▸ What you have to do
Repeat every record below exactly as written.

Data extracted from a collection:
_ _ _ _ _ _ _

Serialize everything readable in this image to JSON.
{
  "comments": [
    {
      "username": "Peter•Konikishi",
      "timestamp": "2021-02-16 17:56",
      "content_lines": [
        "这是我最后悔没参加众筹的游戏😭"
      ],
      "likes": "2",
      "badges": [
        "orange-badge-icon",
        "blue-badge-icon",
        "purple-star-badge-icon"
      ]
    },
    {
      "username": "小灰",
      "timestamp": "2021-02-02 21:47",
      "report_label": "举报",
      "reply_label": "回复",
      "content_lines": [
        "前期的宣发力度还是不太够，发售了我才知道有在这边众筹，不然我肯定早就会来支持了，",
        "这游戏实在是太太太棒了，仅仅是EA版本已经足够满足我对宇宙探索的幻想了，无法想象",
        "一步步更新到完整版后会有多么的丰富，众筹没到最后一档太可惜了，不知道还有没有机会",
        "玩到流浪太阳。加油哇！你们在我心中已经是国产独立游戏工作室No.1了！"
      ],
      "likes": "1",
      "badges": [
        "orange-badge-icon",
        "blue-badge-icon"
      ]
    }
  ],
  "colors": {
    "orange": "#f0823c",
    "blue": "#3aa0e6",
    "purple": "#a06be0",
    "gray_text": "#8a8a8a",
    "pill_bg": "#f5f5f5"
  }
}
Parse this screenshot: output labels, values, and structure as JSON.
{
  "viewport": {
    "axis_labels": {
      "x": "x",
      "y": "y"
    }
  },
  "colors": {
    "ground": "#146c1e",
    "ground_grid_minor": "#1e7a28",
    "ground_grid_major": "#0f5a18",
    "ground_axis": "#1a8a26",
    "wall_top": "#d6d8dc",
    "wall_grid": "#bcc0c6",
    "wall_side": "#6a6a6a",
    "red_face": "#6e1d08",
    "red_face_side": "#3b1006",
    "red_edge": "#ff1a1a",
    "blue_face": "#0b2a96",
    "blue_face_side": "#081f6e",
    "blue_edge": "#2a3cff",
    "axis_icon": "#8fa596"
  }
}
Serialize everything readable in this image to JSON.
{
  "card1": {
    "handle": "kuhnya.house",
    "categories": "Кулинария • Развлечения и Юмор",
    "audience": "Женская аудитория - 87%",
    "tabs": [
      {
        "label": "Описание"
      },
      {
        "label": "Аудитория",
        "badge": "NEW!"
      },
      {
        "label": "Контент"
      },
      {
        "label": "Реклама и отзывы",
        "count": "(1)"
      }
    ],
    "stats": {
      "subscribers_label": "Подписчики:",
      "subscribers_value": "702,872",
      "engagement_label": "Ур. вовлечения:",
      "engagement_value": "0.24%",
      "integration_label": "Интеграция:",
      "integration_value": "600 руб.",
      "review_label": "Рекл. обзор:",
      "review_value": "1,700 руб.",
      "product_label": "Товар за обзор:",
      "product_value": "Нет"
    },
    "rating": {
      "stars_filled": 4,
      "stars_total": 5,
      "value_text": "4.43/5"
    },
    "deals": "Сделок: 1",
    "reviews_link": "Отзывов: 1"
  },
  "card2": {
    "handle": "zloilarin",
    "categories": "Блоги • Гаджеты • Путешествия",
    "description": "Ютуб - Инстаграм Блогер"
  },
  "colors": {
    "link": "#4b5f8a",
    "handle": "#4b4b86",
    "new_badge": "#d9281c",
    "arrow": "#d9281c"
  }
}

_ _ _ _ _ _ _

▸ The response
Serialize everything readable in this image to JSON.
{
  "comments": [
    {
      "username": "Peter•Konikishi",
      "timestamp": "2021-02-16 17:56",
      "content_lines": [
        "这是我最后悔没参加众筹的游戏😭"
      ],
      "likes": "2",
      "badges": [
        "orange-badge-icon",
        "blue-badge-icon",
        "purple-star-badge-icon"
      ]
    },
    {
      "username": "小灰",
      "timestamp": "2021-02-02 21:47",
      "report_label": "举报",
      "reply_label": "回复",
      "content_lines": [
        "前期的宣发力度还是不太够，发售了我才知道有在这边众筹，不然我肯定早就会来支持了，",
        "这游戏实在是太太太棒了，仅仅是EA版本已经足够满足我对宇宙探索的幻想了，无法想象",
        "一步步更新到完整版后会有多么的丰富，众筹没到最后一档太可惜了，不知道还有没有机会",
        "玩到流浪太阳。加油哇！你们在我心中已经是国产独立游戏工作室No.1了！"
      ],
      "likes": "1",
      "badges": [
        "orange-badge-icon",
        "blue-badge-icon"
      ]
    }
  ],
  "colors": {
    "orange": "#f0823c",
    "blue": "#3aa0e6",
    "purple": "#a06be0",
    "gray_text": "#8a8a8a",
    "pill_bg": "#f5f5f5"
  }
}
Parse this screenshot: output labels, values, and structure as JSON.
{
  "viewport": {
    "axis_labels": {
      "x": "x",
      "y": "y"
    }
  },
  "colors": {
    "ground": "#146c1e",
    "ground_grid_minor": "#1e7a28",
    "ground_grid_major": "#0f5a18",
    "ground_axis": "#1a8a26",
    "wall_top": "#d6d8dc",
    "wall_grid": "#bcc0c6",
    "wall_side": "#6a6a6a",
    "red_face": "#6e1d08",
    "red_face_side": "#3b1006",
    "red_edge": "#ff1a1a",
    "blue_face": "#0b2a96",
    "blue_face_side": "#081f6e",
    "blue_edge": "#2a3cff",
    "axis_icon": "#8fa596"
  }
}
Serialize everything readable in this image to JSON.
{
  "card1": {
    "handle": "kuhnya.house",
    "categories": "Кулинария • Развлечения и Юмор",
    "audience": "Женская аудитория - 87%",
    "tabs": [
      {
        "label": "Описание"
      },
      {
        "label": "Аудитория",
        "badge": "NEW!"
      },
      {
        "label": "Контент"
      },
      {
        "label": "Реклама и отзывы",
        "count": "(1)"
      }
    ],
    "stats": {
      "subscribers_label": "Подписчики:",
      "subscribers_value": "702,872",
      "engagement_label": "Ур. вовлечения:",
      "engagement_value": "0.24%",
      "integration_label": "Интеграция:",
      "integration_value": "600 руб.",
      "review_label": "Рекл. обзор:",
      "review_value": "1,700 руб.",
      "product_label": "Товар за обзор:",
      "product_value": "Нет"
    },
    "rating": {
      "stars_filled": 4,
      "stars_total": 5,
      "value_text": "4.43/5"
    },
    "deals": "Сделок: 1",
    "reviews_link": "Отзывов: 1"
  },
  "card2": {
    "handle": "zloilarin",
    "categories": "Блоги • Гаджеты • Путешествия",
    "description": "Ютуб - Инстаграм Блогер"
  },
  "colors": {
    "link": "#4b5f8a",
    "handle": "#4b4b86",
    "new_badge": "#d9281c",
    "arrow": "#d9281c"
  }
}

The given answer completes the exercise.